-- Start Records supplied --
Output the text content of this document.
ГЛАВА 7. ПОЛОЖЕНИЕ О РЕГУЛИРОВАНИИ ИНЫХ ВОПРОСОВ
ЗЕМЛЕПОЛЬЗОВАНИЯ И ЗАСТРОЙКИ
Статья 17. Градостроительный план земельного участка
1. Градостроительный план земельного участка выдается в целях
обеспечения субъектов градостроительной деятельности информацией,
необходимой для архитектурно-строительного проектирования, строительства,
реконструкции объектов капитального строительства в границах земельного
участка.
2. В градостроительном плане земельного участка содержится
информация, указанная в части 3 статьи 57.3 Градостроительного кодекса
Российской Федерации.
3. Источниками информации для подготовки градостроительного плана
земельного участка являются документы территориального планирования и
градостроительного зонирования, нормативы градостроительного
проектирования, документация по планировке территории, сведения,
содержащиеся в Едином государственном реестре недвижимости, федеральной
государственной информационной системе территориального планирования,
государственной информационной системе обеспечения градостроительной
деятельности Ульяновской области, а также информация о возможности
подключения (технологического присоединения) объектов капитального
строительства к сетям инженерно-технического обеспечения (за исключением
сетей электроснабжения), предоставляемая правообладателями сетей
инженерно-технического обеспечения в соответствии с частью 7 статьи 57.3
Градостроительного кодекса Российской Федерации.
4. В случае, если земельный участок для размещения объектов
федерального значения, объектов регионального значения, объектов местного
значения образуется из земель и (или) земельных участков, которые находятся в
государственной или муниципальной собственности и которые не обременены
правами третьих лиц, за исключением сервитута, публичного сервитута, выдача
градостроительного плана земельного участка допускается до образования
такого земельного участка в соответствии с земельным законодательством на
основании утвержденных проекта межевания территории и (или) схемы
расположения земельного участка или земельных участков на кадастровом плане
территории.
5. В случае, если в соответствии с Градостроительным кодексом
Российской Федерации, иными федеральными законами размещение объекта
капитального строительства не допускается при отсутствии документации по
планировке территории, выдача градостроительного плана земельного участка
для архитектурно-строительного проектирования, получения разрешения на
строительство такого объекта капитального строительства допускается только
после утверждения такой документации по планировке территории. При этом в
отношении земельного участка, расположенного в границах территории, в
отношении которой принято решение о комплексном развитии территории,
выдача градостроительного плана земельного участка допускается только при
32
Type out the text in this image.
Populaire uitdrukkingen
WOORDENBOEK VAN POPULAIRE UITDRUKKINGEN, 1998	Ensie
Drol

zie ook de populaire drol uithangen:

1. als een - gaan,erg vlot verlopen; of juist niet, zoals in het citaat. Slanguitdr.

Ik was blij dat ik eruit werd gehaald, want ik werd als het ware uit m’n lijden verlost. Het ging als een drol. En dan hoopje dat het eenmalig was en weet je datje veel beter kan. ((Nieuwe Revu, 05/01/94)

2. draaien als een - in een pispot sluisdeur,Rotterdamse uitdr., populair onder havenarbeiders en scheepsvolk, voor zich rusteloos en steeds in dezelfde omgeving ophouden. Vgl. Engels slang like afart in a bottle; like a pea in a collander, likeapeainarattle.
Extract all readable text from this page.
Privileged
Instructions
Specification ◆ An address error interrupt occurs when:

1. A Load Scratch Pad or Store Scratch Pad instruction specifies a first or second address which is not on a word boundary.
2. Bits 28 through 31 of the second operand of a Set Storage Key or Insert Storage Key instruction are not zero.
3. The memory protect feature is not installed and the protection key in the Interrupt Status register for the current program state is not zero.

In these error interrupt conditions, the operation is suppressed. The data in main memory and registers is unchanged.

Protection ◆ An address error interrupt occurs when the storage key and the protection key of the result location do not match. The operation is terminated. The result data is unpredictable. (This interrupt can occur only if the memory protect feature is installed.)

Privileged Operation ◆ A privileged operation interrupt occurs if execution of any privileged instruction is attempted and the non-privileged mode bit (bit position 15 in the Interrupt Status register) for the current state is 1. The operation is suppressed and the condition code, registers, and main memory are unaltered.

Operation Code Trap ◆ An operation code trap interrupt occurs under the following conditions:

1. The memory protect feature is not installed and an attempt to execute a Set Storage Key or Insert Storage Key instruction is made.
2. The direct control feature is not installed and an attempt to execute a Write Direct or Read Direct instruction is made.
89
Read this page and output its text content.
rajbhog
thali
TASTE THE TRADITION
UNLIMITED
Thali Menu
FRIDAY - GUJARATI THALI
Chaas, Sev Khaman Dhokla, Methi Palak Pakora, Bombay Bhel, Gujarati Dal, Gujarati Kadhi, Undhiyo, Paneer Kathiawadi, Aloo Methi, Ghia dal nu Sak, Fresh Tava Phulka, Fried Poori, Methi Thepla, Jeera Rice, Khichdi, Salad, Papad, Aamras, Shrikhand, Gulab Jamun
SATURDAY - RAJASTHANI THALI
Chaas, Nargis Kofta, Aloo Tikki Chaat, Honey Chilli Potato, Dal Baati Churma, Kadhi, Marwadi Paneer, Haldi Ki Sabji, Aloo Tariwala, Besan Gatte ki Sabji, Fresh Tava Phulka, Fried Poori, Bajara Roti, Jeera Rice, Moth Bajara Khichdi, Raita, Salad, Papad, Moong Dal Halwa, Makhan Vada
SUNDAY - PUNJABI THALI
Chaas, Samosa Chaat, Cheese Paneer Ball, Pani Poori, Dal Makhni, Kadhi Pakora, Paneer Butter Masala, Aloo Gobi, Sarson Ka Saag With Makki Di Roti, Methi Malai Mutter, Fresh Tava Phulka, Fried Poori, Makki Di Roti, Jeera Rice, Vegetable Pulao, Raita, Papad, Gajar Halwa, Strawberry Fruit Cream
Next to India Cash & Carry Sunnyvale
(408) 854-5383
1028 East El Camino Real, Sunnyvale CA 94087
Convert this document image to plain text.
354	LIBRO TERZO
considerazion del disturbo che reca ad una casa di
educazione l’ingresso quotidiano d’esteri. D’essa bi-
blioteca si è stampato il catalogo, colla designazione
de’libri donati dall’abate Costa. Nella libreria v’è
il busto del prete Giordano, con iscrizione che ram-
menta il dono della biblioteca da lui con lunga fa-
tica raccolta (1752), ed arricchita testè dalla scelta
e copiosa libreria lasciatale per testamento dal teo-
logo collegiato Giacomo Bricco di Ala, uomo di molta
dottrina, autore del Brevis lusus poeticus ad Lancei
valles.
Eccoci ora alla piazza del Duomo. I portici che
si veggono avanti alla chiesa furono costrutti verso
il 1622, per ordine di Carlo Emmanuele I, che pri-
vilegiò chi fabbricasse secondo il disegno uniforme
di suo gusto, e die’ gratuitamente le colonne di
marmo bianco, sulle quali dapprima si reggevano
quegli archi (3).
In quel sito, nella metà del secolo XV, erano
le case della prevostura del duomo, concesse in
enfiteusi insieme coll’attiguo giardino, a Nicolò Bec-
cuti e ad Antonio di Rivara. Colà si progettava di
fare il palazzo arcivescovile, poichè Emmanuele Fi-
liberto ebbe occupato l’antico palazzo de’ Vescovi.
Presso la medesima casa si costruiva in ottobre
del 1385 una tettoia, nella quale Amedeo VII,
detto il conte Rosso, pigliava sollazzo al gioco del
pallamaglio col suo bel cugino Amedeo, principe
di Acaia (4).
-- End Records supplied --
Exercise prompt | Please output every record, keeping each line exact.

Completed exercise |
Output the text content of this document.
ГЛАВА 7. ПОЛОЖЕНИЕ О РЕГУЛИРОВАНИИ ИНЫХ ВОПРОСОВ
ЗЕМЛЕПОЛЬЗОВАНИЯ И ЗАСТРОЙКИ
Статья 17. Градостроительный план земельного участка
1. Градостроительный план земельного участка выдается в целях
обеспечения субъектов градостроительной деятельности информацией,
необходимой для архитектурно-строительного проектирования, строительства,
реконструкции объектов капитального строительства в границах земельного
участка.
2. В градостроительном плане земельного участка содержится
информация, указанная в части 3 статьи 57.3 Градостроительного кодекса
Российской Федерации.
3. Источниками информации для подготовки градостроительного плана
земельного участка являются документы территориального планирования и
градостроительного зонирования, нормативы градостроительного
проектирования, документация по планировке территории, сведения,
содержащиеся в Едином государственном реестре недвижимости, федеральной
государственной информационной системе территориального планирования,
государственной информационной системе обеспечения градостроительной
деятельности Ульяновской области, а также информация о возможности
подключения (технологического присоединения) объектов капитального
строительства к сетям инженерно-технического обеспечения (за исключением
сетей электроснабжения), предоставляемая правообладателями сетей
инженерно-технического обеспечения в соответствии с частью 7 статьи 57.3
Градостроительного кодекса Российской Федерации.
4. В случае, если земельный участок для размещения объектов
федерального значения, объектов регионального значения, объектов местного
значения образуется из земель и (или) земельных участков, которые находятся в
государственной или муниципальной собственности и которые не обременены
правами третьих лиц, за исключением сервитута, публичного сервитута, выдача
градостроительного плана земельного участка допускается до образования
такого земельного участка в соответствии с земельным законодательством на
основании утвержденных проекта межевания территории и (или) схемы
расположения земельного участка или земельных участков на кадастровом плане
территории.
5. В случае, если в соответствии с Градостроительным кодексом
Российской Федерации, иными федеральными законами размещение объекта
капитального строительства не допускается при отсутствии документации по
планировке территории, выдача градостроительного плана земельного участка
для архитектурно-строительного проектирования, получения разрешения на
строительство такого объекта капитального строительства допускается только
после утверждения такой документации по планировке территории. При этом в
отношении земельного участка, расположенного в границах территории, в
отношении которой принято решение о комплексном развитии территории,
выдача градостроительного плана земельного участка допускается только при
32
Type out the text in this image.
Populaire uitdrukkingen
WOORDENBOEK VAN POPULAIRE UITDRUKKINGEN, 1998	Ensie
Drol

zie ook de populaire drol uithangen:

1. als een - gaan,erg vlot verlopen; of juist niet, zoals in het citaat. Slanguitdr.

Ik was blij dat ik eruit werd gehaald, want ik werd als het ware uit m’n lijden verlost. Het ging als een drol. En dan hoopje dat het eenmalig was en weet je datje veel beter kan. ((Nieuwe Revu, 05/01/94)

2. draaien als een - in een pispot sluisdeur,Rotterdamse uitdr., populair onder havenarbeiders en scheepsvolk, voor zich rusteloos en steeds in dezelfde omgeving ophouden. Vgl. Engels slang like afart in a bottle; like a pea in a collander, likeapeainarattle.
Extract all readable text from this page.
Privileged
Instructions
Specification ◆ An address error interrupt occurs when:

1. A Load Scratch Pad or Store Scratch Pad instruction specifies a first or second address which is not on a word boundary.
2. Bits 28 through 31 of the second operand of a Set Storage Key or Insert Storage Key instruction are not zero.
3. The memory protect feature is not installed and the protection key in the Interrupt Status register for the current program state is not zero.

In these error interrupt conditions, the operation is suppressed. The data in main memory and registers is unchanged.

Protection ◆ An address error interrupt occurs when the storage key and the protection key of the result location do not match. The operation is terminated. The result data is unpredictable. (This interrupt can occur only if the memory protect feature is installed.)

Privileged Operation ◆ A privileged operation interrupt occurs if execution of any privileged instruction is attempted and the non-privileged mode bit (bit position 15 in the Interrupt Status register) for the current state is 1. The operation is suppressed and the condition code, registers, and main memory are unaltered.

Operation Code Trap ◆ An operation code trap interrupt occurs under the following conditions:

1. The memory protect feature is not installed and an attempt to execute a Set Storage Key or Insert Storage Key instruction is made.
2. The direct control feature is not installed and an attempt to execute a Write Direct or Read Direct instruction is made.
89
Read this page and output its text content.
rajbhog
thali
TASTE THE TRADITION
UNLIMITED
Thali Menu
FRIDAY - GUJARATI THALI
Chaas, Sev Khaman Dhokla, Methi Palak Pakora, Bombay Bhel, Gujarati Dal, Gujarati Kadhi, Undhiyo, Paneer Kathiawadi, Aloo Methi, Ghia dal nu Sak, Fresh Tava Phulka, Fried Poori, Methi Thepla, Jeera Rice, Khichdi, Salad, Papad, Aamras, Shrikhand, Gulab Jamun
SATURDAY - RAJASTHANI THALI
Chaas, Nargis Kofta, Aloo Tikki Chaat, Honey Chilli Potato, Dal Baati Churma, Kadhi, Marwadi Paneer, Haldi Ki Sabji, Aloo Tariwala, Besan Gatte ki Sabji, Fresh Tava Phulka, Fried Poori, Bajara Roti, Jeera Rice, Moth Bajara Khichdi, Raita, Salad, Papad, Moong Dal Halwa, Makhan Vada
SUNDAY - PUNJABI THALI
Chaas, Samosa Chaat, Cheese Paneer Ball, Pani Poori, Dal Makhni, Kadhi Pakora, Paneer Butter Masala, Aloo Gobi, Sarson Ka Saag With Makki Di Roti, Methi Malai Mutter, Fresh Tava Phulka, Fried Poori, Makki Di Roti, Jeera Rice, Vegetable Pulao, Raita, Papad, Gajar Halwa, Strawberry Fruit Cream
Next to India Cash & Carry Sunnyvale
(408) 854-5383
1028 East El Camino Real, Sunnyvale CA 94087
Convert this document image to plain text.
354	LIBRO TERZO
considerazion del disturbo che reca ad una casa di
educazione l’ingresso quotidiano d’esteri. D’essa bi-
blioteca si è stampato il catalogo, colla designazione
de’libri donati dall’abate Costa. Nella libreria v’è
il busto del prete Giordano, con iscrizione che ram-
menta il dono della biblioteca da lui con lunga fa-
tica raccolta (1752), ed arricchita testè dalla scelta
e copiosa libreria lasciatale per testamento dal teo-
logo collegiato Giacomo Bricco di Ala, uomo di molta
dottrina, autore del Brevis lusus poeticus ad Lancei
valles.
Eccoci ora alla piazza del Duomo. I portici che
si veggono avanti alla chiesa furono costrutti verso
il 1622, per ordine di Carlo Emmanuele I, che pri-
vilegiò chi fabbricasse secondo il disegno uniforme
di suo gusto, e die’ gratuitamente le colonne di
marmo bianco, sulle quali dapprima si reggevano
quegli archi (3).
In quel sito, nella metà del secolo XV, erano
le case della prevostura del duomo, concesse in
enfiteusi insieme coll’attiguo giardino, a Nicolò Bec-
cuti e ad Antonio di Rivara. Colà si progettava di
fare il palazzo arcivescovile, poichè Emmanuele Fi-
liberto ebbe occupato l’antico palazzo de’ Vescovi.
Presso la medesima casa si costruiva in ottobre
del 1385 una tettoia, nella quale Amedeo VII,
detto il conte Rosso, pigliava sollazzo al gioco del
pallamaglio col suo bel cugino Amedeo, principe
di Acaia (4).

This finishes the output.